_EXERCISE INSTRUCTIONS:_ Your job is to retype all of the data word for word, leaving every image out.

_RECORDED INFORMATION:_
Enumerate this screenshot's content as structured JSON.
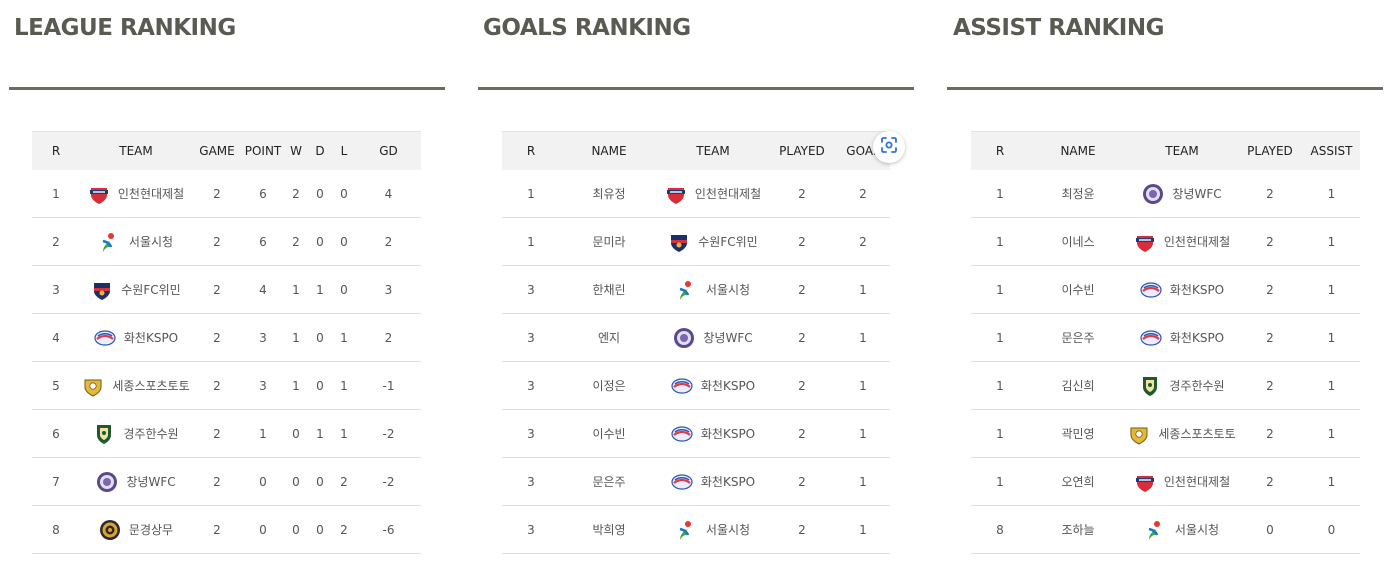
{
  "league": {
    "title": "LEAGUE RANKING",
    "headers": [
      "R",
      "TEAM",
      "GAME",
      "POINT",
      "W",
      "D",
      "L",
      "GD"
    ],
    "rows": [
      {
        "rank": "1",
        "team": "인천현대제철",
        "logo": "incheon-hyundai-steel-logo",
        "game": "2",
        "point": "6",
        "w": "2",
        "d": "0",
        "l": "0",
        "gd": "4"
      },
      {
        "rank": "2",
        "team": "서울시청",
        "logo": "seoul-city-logo",
        "game": "2",
        "point": "6",
        "w": "2",
        "d": "0",
        "l": "0",
        "gd": "2"
      },
      {
        "rank": "3",
        "team": "수원FC위민",
        "logo": "suwon-fc-women-logo",
        "game": "2",
        "point": "4",
        "w": "1",
        "d": "1",
        "l": "0",
        "gd": "3"
      },
      {
        "rank": "4",
        "team": "화천KSPO",
        "logo": "hwacheon-kspo-logo",
        "game": "2",
        "point": "3",
        "w": "1",
        "d": "0",
        "l": "1",
        "gd": "2"
      },
      {
        "rank": "5",
        "team": "세종스포츠토토",
        "logo": "sejong-sportstoto-logo",
        "game": "2",
        "point": "3",
        "w": "1",
        "d": "0",
        "l": "1",
        "gd": "-1"
      },
      {
        "rank": "6",
        "team": "경주한수원",
        "logo": "gyeongju-khnp-logo",
        "game": "2",
        "point": "1",
        "w": "0",
        "d": "1",
        "l": "1",
        "gd": "-2"
      },
      {
        "rank": "7",
        "team": "창녕WFC",
        "logo": "changnyeong-wfc-logo",
        "game": "2",
        "point": "0",
        "w": "0",
        "d": "0",
        "l": "2",
        "gd": "-2"
      },
      {
        "rank": "8",
        "team": "문경상무",
        "logo": "mungyeong-sangmu-logo",
        "game": "2",
        "point": "0",
        "w": "0",
        "d": "0",
        "l": "2",
        "gd": "-6"
      }
    ]
  },
  "goals": {
    "title": "GOALS RANKING",
    "headers": [
      "R",
      "NAME",
      "TEAM",
      "PLAYED",
      "GOAL"
    ],
    "rows": [
      {
        "rank": "1",
        "name": "최유정",
        "team": "인천현대제철",
        "logo": "incheon-hyundai-steel-logo",
        "played": "2",
        "value": "2"
      },
      {
        "rank": "1",
        "name": "문미라",
        "team": "수원FC위민",
        "logo": "suwon-fc-women-logo",
        "played": "2",
        "value": "2"
      },
      {
        "rank": "3",
        "name": "한채린",
        "team": "서울시청",
        "logo": "seoul-city-logo",
        "played": "2",
        "value": "1"
      },
      {
        "rank": "3",
        "name": "엔지",
        "team": "창녕WFC",
        "logo": "changnyeong-wfc-logo",
        "played": "2",
        "value": "1"
      },
      {
        "rank": "3",
        "name": "이정은",
        "team": "화천KSPO",
        "logo": "hwacheon-kspo-logo",
        "played": "2",
        "value": "1"
      },
      {
        "rank": "3",
        "name": "이수빈",
        "team": "화천KSPO",
        "logo": "hwacheon-kspo-logo",
        "played": "2",
        "value": "1"
      },
      {
        "rank": "3",
        "name": "문은주",
        "team": "화천KSPO",
        "logo": "hwacheon-kspo-logo",
        "played": "2",
        "value": "1"
      },
      {
        "rank": "3",
        "name": "박희영",
        "team": "서울시청",
        "logo": "seoul-city-logo",
        "played": "2",
        "value": "1"
      }
    ]
  },
  "assist": {
    "title": "ASSIST RANKING",
    "headers": [
      "R",
      "NAME",
      "TEAM",
      "PLAYED",
      "ASSIST"
    ],
    "rows": [
      {
        "rank": "1",
        "name": "최정윤",
        "team": "창녕WFC",
        "logo": "changnyeong-wfc-logo",
        "played": "2",
        "value": "1"
      },
      {
        "rank": "1",
        "name": "이네스",
        "team": "인천현대제철",
        "logo": "incheon-hyundai-steel-logo",
        "played": "2",
        "value": "1"
      },
      {
        "rank": "1",
        "name": "이수빈",
        "team": "화천KSPO",
        "logo": "hwacheon-kspo-logo",
        "played": "2",
        "value": "1"
      },
      {
        "rank": "1",
        "name": "문은주",
        "team": "화천KSPO",
        "logo": "hwacheon-kspo-logo",
        "played": "2",
        "value": "1"
      },
      {
        "rank": "1",
        "name": "김신희",
        "team": "경주한수원",
        "logo": "gyeongju-khnp-logo",
        "played": "2",
        "value": "1"
      },
      {
        "rank": "1",
        "name": "곽민영",
        "team": "세종스포츠토토",
        "logo": "sejong-sportstoto-logo",
        "played": "2",
        "value": "1"
      },
      {
        "rank": "1",
        "name": "오연희",
        "team": "인천현대제철",
        "logo": "incheon-hyundai-steel-logo",
        "played": "2",
        "value": "1"
      },
      {
        "rank": "8",
        "name": "조하늘",
        "team": "서울시청",
        "logo": "seoul-city-logo",
        "played": "0",
        "value": "0"
      }
    ]
  },
  "overlay": {
    "icon": "screen-capture-icon"
  },
  "colors": {
    "title": "#5a5a52",
    "rule": "#6e6a5e",
    "header_bg": "#f2f2f2",
    "row_border": "#e0e0e0"
  }
}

_SOLVED EXERCISE:_
Enumerate this screenshot's content as structured JSON.
{
  "league": {
    "title": "LEAGUE RANKING",
    "headers": [
      "R",
      "TEAM",
      "GAME",
      "POINT",
      "W",
      "D",
      "L",
      "GD"
    ],
    "rows": [
      {
        "rank": "1",
        "team": "인천현대제철",
        "logo": "incheon-hyundai-steel-logo",
        "game": "2",
        "point": "6",
        "w": "2",
        "d": "0",
        "l": "0",
        "gd": "4"
      },
      {
        "rank": "2",
        "team": "서울시청",
        "logo": "seoul-city-logo",
        "game": "2",
        "point": "6",
        "w": "2",
        "d": "0",
        "l": "0",
        "gd": "2"
      },
      {
        "rank": "3",
        "team": "수원FC위민",
        "logo": "suwon-fc-women-logo",
        "game": "2",
        "point": "4",
        "w": "1",
        "d": "1",
        "l": "0",
        "gd": "3"
      },
      {
        "rank": "4",
        "team": "화천KSPO",
        "logo": "hwacheon-kspo-logo",
        "game": "2",
        "point": "3",
        "w": "1",
        "d": "0",
        "l": "1",
        "gd": "2"
      },
      {
        "rank": "5",
        "team": "세종스포츠토토",
        "logo": "sejong-sportstoto-logo",
        "game": "2",
        "point": "3",
        "w": "1",
        "d": "0",
        "l": "1",
        "gd": "-1"
      },
      {
        "rank": "6",
        "team": "경주한수원",
        "logo": "gyeongju-khnp-logo",
        "game": "2",
        "point": "1",
        "w": "0",
        "d": "1",
        "l": "1",
        "gd": "-2"
      },
      {
        "rank": "7",
        "team": "창녕WFC",
        "logo": "changnyeong-wfc-logo",
        "game": "2",
        "point": "0",
        "w": "0",
        "d": "0",
        "l": "2",
        "gd": "-2"
      },
      {
        "rank": "8",
        "team": "문경상무",
        "logo": "mungyeong-sangmu-logo",
        "game": "2",
        "point": "0",
        "w": "0",
        "d": "0",
        "l": "2",
        "gd": "-6"
      }
    ]
  },
  "goals": {
    "title": "GOALS RANKING",
    "headers": [
      "R",
      "NAME",
      "TEAM",
      "PLAYED",
      "GOAL"
    ],
    "rows": [
      {
        "rank": "1",
        "name": "최유정",
        "team": "인천현대제철",
        "logo": "incheon-hyundai-steel-logo",
        "played": "2",
        "value": "2"
      },
      {
        "rank": "1",
        "name": "문미라",
        "team": "수원FC위민",
        "logo": "suwon-fc-women-logo",
        "played": "2",
        "value": "2"
      },
      {
        "rank": "3",
        "name": "한채린",
        "team": "서울시청",
        "logo": "seoul-city-logo",
        "played": "2",
        "value": "1"
      },
      {
        "rank": "3",
        "name": "엔지",
        "team": "창녕WFC",
        "logo": "changnyeong-wfc-logo",
        "played": "2",
        "value": "1"
      },
      {
        "rank": "3",
        "name": "이정은",
        "team": "화천KSPO",
        "logo": "hwacheon-kspo-logo",
        "played": "2",
        "value": "1"
      },
      {
        "rank": "3",
        "name": "이수빈",
        "team": "화천KSPO",
        "logo": "hwacheon-kspo-logo",
        "played": "2",
        "value": "1"
      },
      {
        "rank": "3",
        "name": "문은주",
        "team": "화천KSPO",
        "logo": "hwacheon-kspo-logo",
        "played": "2",
        "value": "1"
      },
      {
        "rank": "3",
        "name": "박희영",
        "team": "서울시청",
        "logo": "seoul-city-logo",
        "played": "2",
        "value": "1"
      }
    ]
  },
  "assist": {
    "title": "ASSIST RANKING",
    "headers": [
      "R",
      "NAME",
      "TEAM",
      "PLAYED",
      "ASSIST"
    ],
    "rows": [
      {
        "rank": "1",
        "name": "최정윤",
        "team": "창녕WFC",
        "logo": "changnyeong-wfc-logo",
        "played": "2",
        "value": "1"
      },
      {
        "rank": "1",
        "name": "이네스",
        "team": "인천현대제철",
        "logo": "incheon-hyundai-steel-logo",
        "played": "2",
        "value": "1"
      },
      {
        "rank": "1",
        "name": "이수빈",
        "team": "화천KSPO",
        "logo": "hwacheon-kspo-logo",
        "played": "2",
        "value": "1"
      },
      {
        "rank": "1",
        "name": "문은주",
        "team": "화천KSPO",
        "logo": "hwacheon-kspo-logo",
        "played": "2",
        "value": "1"
      },
      {
        "rank": "1",
        "name": "김신희",
        "team": "경주한수원",
        "logo": "gyeongju-khnp-logo",
        "played": "2",
        "value": "1"
      },
      {
        "rank": "1",
        "name": "곽민영",
        "team": "세종스포츠토토",
        "logo": "sejong-sportstoto-logo",
        "played": "2",
        "value": "1"
      },
      {
        "rank": "1",
        "name": "오연희",
        "team": "인천현대제철",
        "logo": "incheon-hyundai-steel-logo",
        "played": "2",
        "value": "1"
      },
      {
        "rank": "8",
        "name": "조하늘",
        "team": "서울시청",
        "logo": "seoul-city-logo",
        "played": "0",
        "value": "0"
      }
    ]
  },
  "overlay": {
    "icon": "screen-capture-icon"
  },
  "colors": {
    "title": "#5a5a52",
    "rule": "#6e6a5e",
    "header_bg": "#f2f2f2",
    "row_border": "#e0e0e0"
  }
}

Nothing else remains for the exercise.